## Brief
Quote the lines of the data below verbatim, beginning at the line that contains "What data populates" and ending at the last line, both included, and excluding pictures.

---- Items

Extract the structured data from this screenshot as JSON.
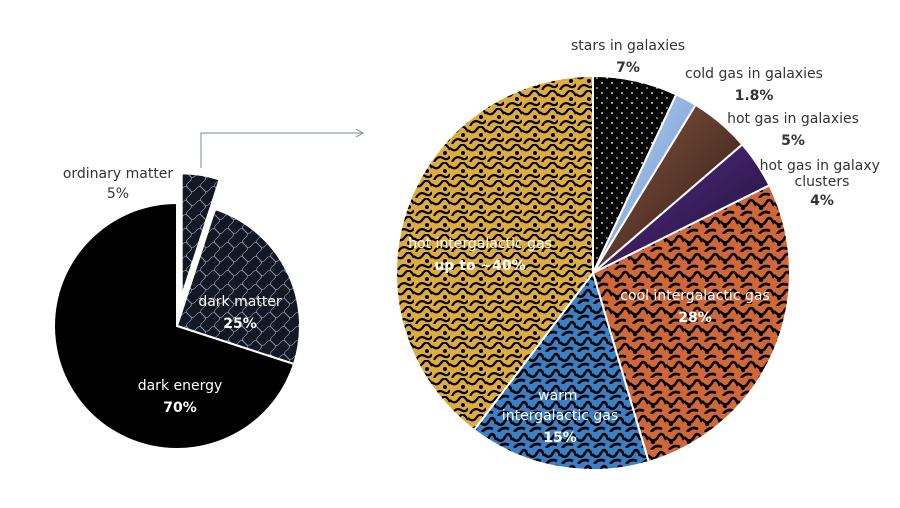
{
  "chart_data": [
    {
      "type": "pie",
      "slices": [
        {
          "label": "dark energy",
          "value": 70,
          "value_label": "70%",
          "color": "#000000"
        },
        {
          "label": "dark matter",
          "value": 25,
          "value_label": "25%",
          "color": "#1b2230"
        },
        {
          "label": "ordinary matter",
          "value": 5,
          "value_label": "5%",
          "color": "#2a3340",
          "exploded": true
        }
      ]
    },
    {
      "type": "pie",
      "slices": [
        {
          "label": "stars in galaxies",
          "value": 7,
          "value_label": "7%",
          "color": "#050505"
        },
        {
          "label": "cold gas in galaxies",
          "value": 1.8,
          "value_label": "1.8%",
          "color": "#8fb3e0"
        },
        {
          "label": "hot gas in galaxies",
          "value": 5,
          "value_label": "5%",
          "color": "#5a3326"
        },
        {
          "label": "hot gas in galaxy clusters",
          "value": 4,
          "value_label": "4%",
          "color": "#3a1f5c"
        },
        {
          "label": "cool intergalactic gas",
          "value": 28,
          "value_label": "28%",
          "color": "#d4683a"
        },
        {
          "label": "warm intergalactic gas",
          "value": 15,
          "value_label": "15%",
          "color": "#3b7fc4"
        },
        {
          "label": "hot intergalactic gas",
          "value": 40,
          "value_label": "up to ~40%",
          "color": "#e0b145"
        }
      ]
    }
  ]
}
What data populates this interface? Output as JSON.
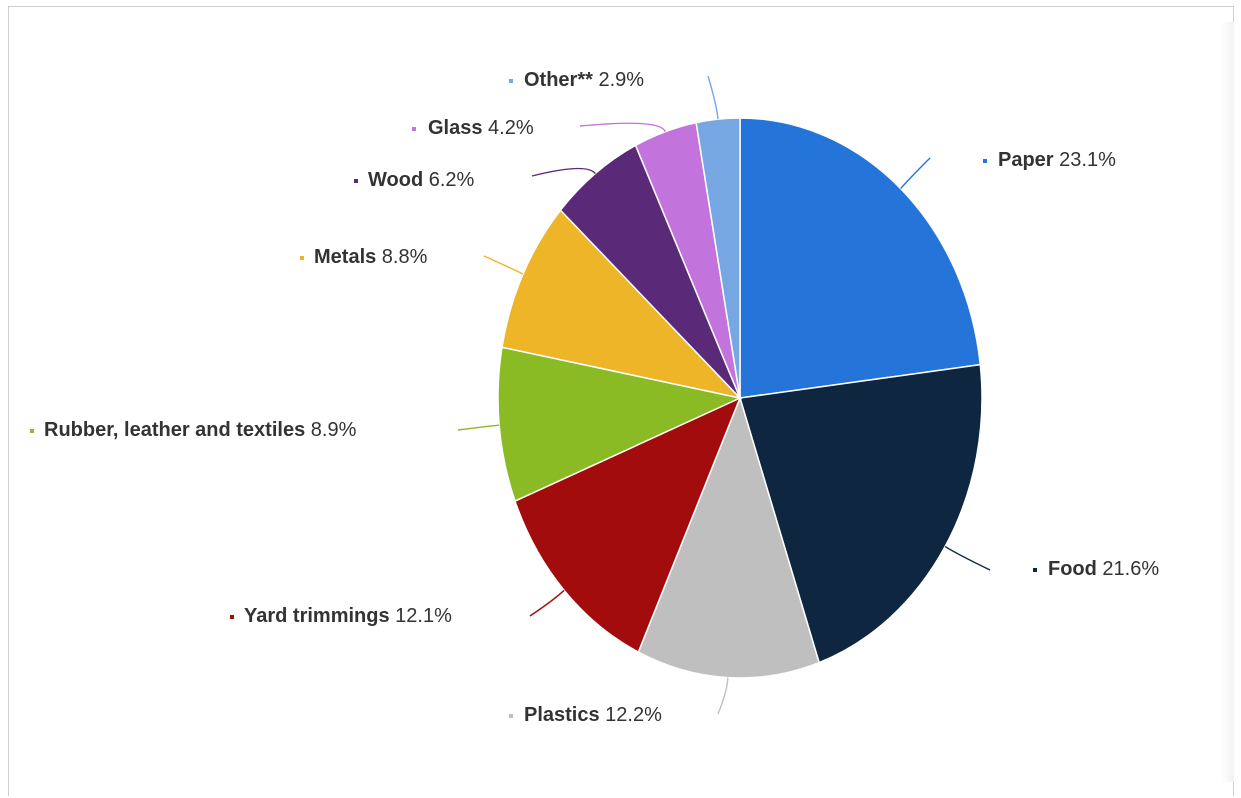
{
  "chart_data": {
    "type": "pie",
    "categories": [
      "Paper",
      "Food",
      "Plastics",
      "Yard trimmings",
      "Rubber, leather and textiles",
      "Metals",
      "Wood",
      "Glass",
      "Other**"
    ],
    "values": [
      23.1,
      21.6,
      12.2,
      12.1,
      8.9,
      8.8,
      6.2,
      4.2,
      2.9
    ],
    "labels": [
      "23.1%",
      "21.6%",
      "12.2%",
      "12.1%",
      "8.9%",
      "8.8%",
      "6.2%",
      "4.2%",
      "2.9%"
    ],
    "colors": [
      "#2574d9",
      "#0f2640",
      "#bfbfbf",
      "#a30c0c",
      "#8abb24",
      "#eeb528",
      "#5a2977",
      "#c374dc",
      "#77a7e2"
    ],
    "start_angle_deg": 0,
    "direction": "clockwise",
    "label_style": "outside-with-connectors",
    "legend": "none",
    "title": ""
  }
}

--------

## Answer to this exercise
What data populates this interface? Output as JSON.
{
  "chart_data": {
    "type": "pie",
    "categories": [
      "Paper",
      "Food",
      "Plastics",
      "Yard trimmings",
      "Rubber, leather and textiles",
      "Metals",
      "Wood",
      "Glass",
      "Other**"
    ],
    "values": [
      23.1,
      21.6,
      12.2,
      12.1,
      8.9,
      8.8,
      6.2,
      4.2,
      2.9
    ],
    "labels": [
      "23.1%",
      "21.6%",
      "12.2%",
      "12.1%",
      "8.9%",
      "8.8%",
      "6.2%",
      "4.2%",
      "2.9%"
    ],
    "colors": [
      "#2574d9",
      "#0f2640",
      "#bfbfbf",
      "#a30c0c",
      "#8abb24",
      "#eeb528",
      "#5a2977",
      "#c374dc",
      "#77a7e2"
    ],
    "start_angle_deg": 0,
    "direction": "clockwise",
    "label_style": "outside-with-connectors",
    "legend": "none",
    "title": ""
  }
}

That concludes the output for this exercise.